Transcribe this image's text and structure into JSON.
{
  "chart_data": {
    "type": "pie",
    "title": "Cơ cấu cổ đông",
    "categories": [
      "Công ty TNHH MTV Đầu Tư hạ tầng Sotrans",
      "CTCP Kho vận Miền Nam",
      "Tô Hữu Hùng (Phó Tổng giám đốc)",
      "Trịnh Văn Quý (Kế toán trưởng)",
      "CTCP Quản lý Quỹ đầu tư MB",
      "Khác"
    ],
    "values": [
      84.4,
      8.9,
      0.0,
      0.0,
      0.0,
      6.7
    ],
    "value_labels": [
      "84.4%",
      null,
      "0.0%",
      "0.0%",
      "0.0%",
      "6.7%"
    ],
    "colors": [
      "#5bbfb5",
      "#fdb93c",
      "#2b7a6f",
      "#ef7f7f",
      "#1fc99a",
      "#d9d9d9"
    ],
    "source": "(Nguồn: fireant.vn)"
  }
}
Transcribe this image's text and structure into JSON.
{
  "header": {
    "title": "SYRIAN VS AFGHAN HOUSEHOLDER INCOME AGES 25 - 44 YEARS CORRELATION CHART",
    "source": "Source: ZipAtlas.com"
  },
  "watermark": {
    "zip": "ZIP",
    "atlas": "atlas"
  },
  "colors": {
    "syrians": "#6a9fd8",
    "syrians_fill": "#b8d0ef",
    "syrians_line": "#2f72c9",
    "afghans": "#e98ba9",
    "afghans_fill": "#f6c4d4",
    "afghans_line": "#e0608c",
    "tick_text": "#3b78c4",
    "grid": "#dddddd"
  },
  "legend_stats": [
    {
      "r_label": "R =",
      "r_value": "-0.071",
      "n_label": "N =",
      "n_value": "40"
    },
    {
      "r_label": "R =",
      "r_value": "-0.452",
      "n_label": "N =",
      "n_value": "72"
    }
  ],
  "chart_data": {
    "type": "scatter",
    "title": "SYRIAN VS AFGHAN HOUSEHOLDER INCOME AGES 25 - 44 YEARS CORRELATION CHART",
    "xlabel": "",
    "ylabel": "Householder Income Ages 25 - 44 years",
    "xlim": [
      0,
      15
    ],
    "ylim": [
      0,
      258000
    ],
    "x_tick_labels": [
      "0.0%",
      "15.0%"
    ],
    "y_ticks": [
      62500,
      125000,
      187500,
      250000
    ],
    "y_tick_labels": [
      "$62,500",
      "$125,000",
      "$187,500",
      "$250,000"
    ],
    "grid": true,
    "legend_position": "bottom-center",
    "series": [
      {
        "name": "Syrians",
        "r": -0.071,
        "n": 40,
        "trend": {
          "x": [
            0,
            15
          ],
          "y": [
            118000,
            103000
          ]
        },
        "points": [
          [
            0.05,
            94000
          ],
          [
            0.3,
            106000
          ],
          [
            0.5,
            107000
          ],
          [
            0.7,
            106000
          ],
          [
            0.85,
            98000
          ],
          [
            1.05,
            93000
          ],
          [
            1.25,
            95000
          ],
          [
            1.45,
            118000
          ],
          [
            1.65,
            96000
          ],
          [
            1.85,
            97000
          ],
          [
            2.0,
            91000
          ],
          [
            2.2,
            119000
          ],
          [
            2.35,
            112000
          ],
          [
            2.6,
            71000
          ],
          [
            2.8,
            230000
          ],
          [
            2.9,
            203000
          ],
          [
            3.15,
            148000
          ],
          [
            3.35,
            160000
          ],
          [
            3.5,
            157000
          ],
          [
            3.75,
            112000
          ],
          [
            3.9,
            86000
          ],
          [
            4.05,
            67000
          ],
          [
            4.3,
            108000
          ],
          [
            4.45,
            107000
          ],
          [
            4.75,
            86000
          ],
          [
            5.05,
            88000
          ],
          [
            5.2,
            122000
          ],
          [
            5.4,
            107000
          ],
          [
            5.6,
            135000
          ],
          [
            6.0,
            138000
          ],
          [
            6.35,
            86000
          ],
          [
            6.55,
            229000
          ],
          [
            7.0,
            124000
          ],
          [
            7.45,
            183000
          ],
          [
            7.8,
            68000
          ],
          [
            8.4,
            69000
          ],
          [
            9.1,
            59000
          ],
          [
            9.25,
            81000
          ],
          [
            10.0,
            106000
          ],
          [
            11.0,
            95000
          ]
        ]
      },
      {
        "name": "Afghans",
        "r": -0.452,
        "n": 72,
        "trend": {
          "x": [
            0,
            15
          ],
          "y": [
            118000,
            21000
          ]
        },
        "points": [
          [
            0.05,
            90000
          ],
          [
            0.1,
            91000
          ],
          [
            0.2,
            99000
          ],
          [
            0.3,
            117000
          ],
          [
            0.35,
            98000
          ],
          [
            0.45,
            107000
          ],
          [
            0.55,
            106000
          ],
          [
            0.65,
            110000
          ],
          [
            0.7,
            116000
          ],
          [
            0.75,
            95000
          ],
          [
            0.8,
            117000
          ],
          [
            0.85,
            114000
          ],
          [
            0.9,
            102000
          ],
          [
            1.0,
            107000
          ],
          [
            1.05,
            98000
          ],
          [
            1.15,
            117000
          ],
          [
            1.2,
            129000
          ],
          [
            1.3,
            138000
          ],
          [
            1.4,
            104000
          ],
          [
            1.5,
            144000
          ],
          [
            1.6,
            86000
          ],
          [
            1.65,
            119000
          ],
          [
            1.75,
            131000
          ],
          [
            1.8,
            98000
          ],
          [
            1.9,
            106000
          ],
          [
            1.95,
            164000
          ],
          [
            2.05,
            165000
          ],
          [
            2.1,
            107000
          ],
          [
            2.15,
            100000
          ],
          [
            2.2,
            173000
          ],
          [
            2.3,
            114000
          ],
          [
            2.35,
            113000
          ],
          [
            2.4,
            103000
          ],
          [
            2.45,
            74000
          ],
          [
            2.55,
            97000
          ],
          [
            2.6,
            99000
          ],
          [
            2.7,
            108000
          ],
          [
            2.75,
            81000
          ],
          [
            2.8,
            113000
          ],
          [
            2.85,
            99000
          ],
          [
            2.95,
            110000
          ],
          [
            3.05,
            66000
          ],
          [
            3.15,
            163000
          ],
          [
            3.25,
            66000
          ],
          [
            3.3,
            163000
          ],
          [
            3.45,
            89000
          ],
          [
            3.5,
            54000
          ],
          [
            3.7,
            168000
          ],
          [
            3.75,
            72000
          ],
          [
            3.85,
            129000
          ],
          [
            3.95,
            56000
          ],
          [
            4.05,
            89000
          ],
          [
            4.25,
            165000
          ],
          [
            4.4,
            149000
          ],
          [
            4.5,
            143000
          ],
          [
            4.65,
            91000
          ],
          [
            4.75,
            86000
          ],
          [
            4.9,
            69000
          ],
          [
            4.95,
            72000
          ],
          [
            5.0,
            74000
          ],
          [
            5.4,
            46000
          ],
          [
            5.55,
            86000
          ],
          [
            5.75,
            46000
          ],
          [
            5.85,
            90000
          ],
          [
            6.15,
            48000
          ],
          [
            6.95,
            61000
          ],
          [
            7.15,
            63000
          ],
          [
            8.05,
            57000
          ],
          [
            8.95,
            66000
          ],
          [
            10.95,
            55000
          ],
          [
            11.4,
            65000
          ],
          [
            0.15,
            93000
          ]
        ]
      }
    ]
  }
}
::::
JOB: Please restate the data word for word, every record included.

PROBLEM SOLUTION:
Transcribe this image's text and structure into JSON.
{
  "chart_data": {
    "type": "pie",
    "title": "Cơ cấu cổ đông",
    "categories": [
      "Công ty TNHH MTV Đầu Tư hạ tầng Sotrans",
      "CTCP Kho vận Miền Nam",
      "Tô Hữu Hùng (Phó Tổng giám đốc)",
      "Trịnh Văn Quý (Kế toán trưởng)",
      "CTCP Quản lý Quỹ đầu tư MB",
      "Khác"
    ],
    "values": [
      84.4,
      8.9,
      0.0,
      0.0,
      0.0,
      6.7
    ],
    "value_labels": [
      "84.4%",
      null,
      "0.0%",
      "0.0%",
      "0.0%",
      "6.7%"
    ],
    "colors": [
      "#5bbfb5",
      "#fdb93c",
      "#2b7a6f",
      "#ef7f7f",
      "#1fc99a",
      "#d9d9d9"
    ],
    "source": "(Nguồn: fireant.vn)"
  }
}
Transcribe this image's text and structure into JSON.
{
  "header": {
    "title": "SYRIAN VS AFGHAN HOUSEHOLDER INCOME AGES 25 - 44 YEARS CORRELATION CHART",
    "source": "Source: ZipAtlas.com"
  },
  "watermark": {
    "zip": "ZIP",
    "atlas": "atlas"
  },
  "colors": {
    "syrians": "#6a9fd8",
    "syrians_fill": "#b8d0ef",
    "syrians_line": "#2f72c9",
    "afghans": "#e98ba9",
    "afghans_fill": "#f6c4d4",
    "afghans_line": "#e0608c",
    "tick_text": "#3b78c4",
    "grid": "#dddddd"
  },
  "legend_stats": [
    {
      "r_label": "R =",
      "r_value": "-0.071",
      "n_label": "N =",
      "n_value": "40"
    },
    {
      "r_label": "R =",
      "r_value": "-0.452",
      "n_label": "N =",
      "n_value": "72"
    }
  ],
  "chart_data": {
    "type": "scatter",
    "title": "SYRIAN VS AFGHAN HOUSEHOLDER INCOME AGES 25 - 44 YEARS CORRELATION CHART",
    "xlabel": "",
    "ylabel": "Householder Income Ages 25 - 44 years",
    "xlim": [
      0,
      15
    ],
    "ylim": [
      0,
      258000
    ],
    "x_tick_labels": [
      "0.0%",
      "15.0%"
    ],
    "y_ticks": [
      62500,
      125000,
      187500,
      250000
    ],
    "y_tick_labels": [
      "$62,500",
      "$125,000",
      "$187,500",
      "$250,000"
    ],
    "grid": true,
    "legend_position": "bottom-center",
    "series": [
      {
        "name": "Syrians",
        "r": -0.071,
        "n": 40,
        "trend": {
          "x": [
            0,
            15
          ],
          "y": [
            118000,
            103000
          ]
        },
        "points": [
          [
            0.05,
            94000
          ],
          [
            0.3,
            106000
          ],
          [
            0.5,
            107000
          ],
          [
            0.7,
            106000
          ],
          [
            0.85,
            98000
          ],
          [
            1.05,
            93000
          ],
          [
            1.25,
            95000
          ],
          [
            1.45,
            118000
          ],
          [
            1.65,
            96000
          ],
          [
            1.85,
            97000
          ],
          [
            2.0,
            91000
          ],
          [
            2.2,
            119000
          ],
          [
            2.35,
            112000
          ],
          [
            2.6,
            71000
          ],
          [
            2.8,
            230000
          ],
          [
            2.9,
            203000
          ],
          [
            3.15,
            148000
          ],
          [
            3.35,
            160000
          ],
          [
            3.5,
            157000
          ],
          [
            3.75,
            112000
          ],
          [
            3.9,
            86000
          ],
          [
            4.05,
            67000
          ],
          [
            4.3,
            108000
          ],
          [
            4.45,
            107000
          ],
          [
            4.75,
            86000
          ],
          [
            5.05,
            88000
          ],
          [
            5.2,
            122000
          ],
          [
            5.4,
            107000
          ],
          [
            5.6,
            135000
          ],
          [
            6.0,
            138000
          ],
          [
            6.35,
            86000
          ],
          [
            6.55,
            229000
          ],
          [
            7.0,
            124000
          ],
          [
            7.45,
            183000
          ],
          [
            7.8,
            68000
          ],
          [
            8.4,
            69000
          ],
          [
            9.1,
            59000
          ],
          [
            9.25,
            81000
          ],
          [
            10.0,
            106000
          ],
          [
            11.0,
            95000
          ]
        ]
      },
      {
        "name": "Afghans",
        "r": -0.452,
        "n": 72,
        "trend": {
          "x": [
            0,
            15
          ],
          "y": [
            118000,
            21000
          ]
        },
        "points": [
          [
            0.05,
            90000
          ],
          [
            0.1,
            91000
          ],
          [
            0.2,
            99000
          ],
          [
            0.3,
            117000
          ],
          [
            0.35,
            98000
          ],
          [
            0.45,
            107000
          ],
          [
            0.55,
            106000
          ],
          [
            0.65,
            110000
          ],
          [
            0.7,
            116000
          ],
          [
            0.75,
            95000
          ],
          [
            0.8,
            117000
          ],
          [
            0.85,
            114000
          ],
          [
            0.9,
            102000
          ],
          [
            1.0,
            107000
          ],
          [
            1.05,
            98000
          ],
          [
            1.15,
            117000
          ],
          [
            1.2,
            129000
          ],
          [
            1.3,
            138000
          ],
          [
            1.4,
            104000
          ],
          [
            1.5,
            144000
          ],
          [
            1.6,
            86000
          ],
          [
            1.65,
            119000
          ],
          [
            1.75,
            131000
          ],
          [
            1.8,
            98000
          ],
          [
            1.9,
            106000
          ],
          [
            1.95,
            164000
          ],
          [
            2.05,
            165000
          ],
          [
            2.1,
            107000
          ],
          [
            2.15,
            100000
          ],
          [
            2.2,
            173000
          ],
          [
            2.3,
            114000
          ],
          [
            2.35,
            113000
          ],
          [
            2.4,
            103000
          ],
          [
            2.45,
            74000
          ],
          [
            2.55,
            97000
          ],
          [
            2.6,
            99000
          ],
          [
            2.7,
            108000
          ],
          [
            2.75,
            81000
          ],
          [
            2.8,
            113000
          ],
          [
            2.85,
            99000
          ],
          [
            2.95,
            110000
          ],
          [
            3.05,
            66000
          ],
          [
            3.15,
            163000
          ],
          [
            3.25,
            66000
          ],
          [
            3.3,
            163000
          ],
          [
            3.45,
            89000
          ],
          [
            3.5,
            54000
          ],
          [
            3.7,
            168000
          ],
          [
            3.75,
            72000
          ],
          [
            3.85,
            129000
          ],
          [
            3.95,
            56000
          ],
          [
            4.05,
            89000
          ],
          [
            4.25,
            165000
          ],
          [
            4.4,
            149000
          ],
          [
            4.5,
            143000
          ],
          [
            4.65,
            91000
          ],
          [
            4.75,
            86000
          ],
          [
            4.9,
            69000
          ],
          [
            4.95,
            72000
          ],
          [
            5.0,
            74000
          ],
          [
            5.4,
            46000
          ],
          [
            5.55,
            86000
          ],
          [
            5.75,
            46000
          ],
          [
            5.85,
            90000
          ],
          [
            6.15,
            48000
          ],
          [
            6.95,
            61000
          ],
          [
            7.15,
            63000
          ],
          [
            8.05,
            57000
          ],
          [
            8.95,
            66000
          ],
          [
            10.95,
            55000
          ],
          [
            11.4,
            65000
          ],
          [
            0.15,
            93000
          ]
        ]
      }
    ]
  }
}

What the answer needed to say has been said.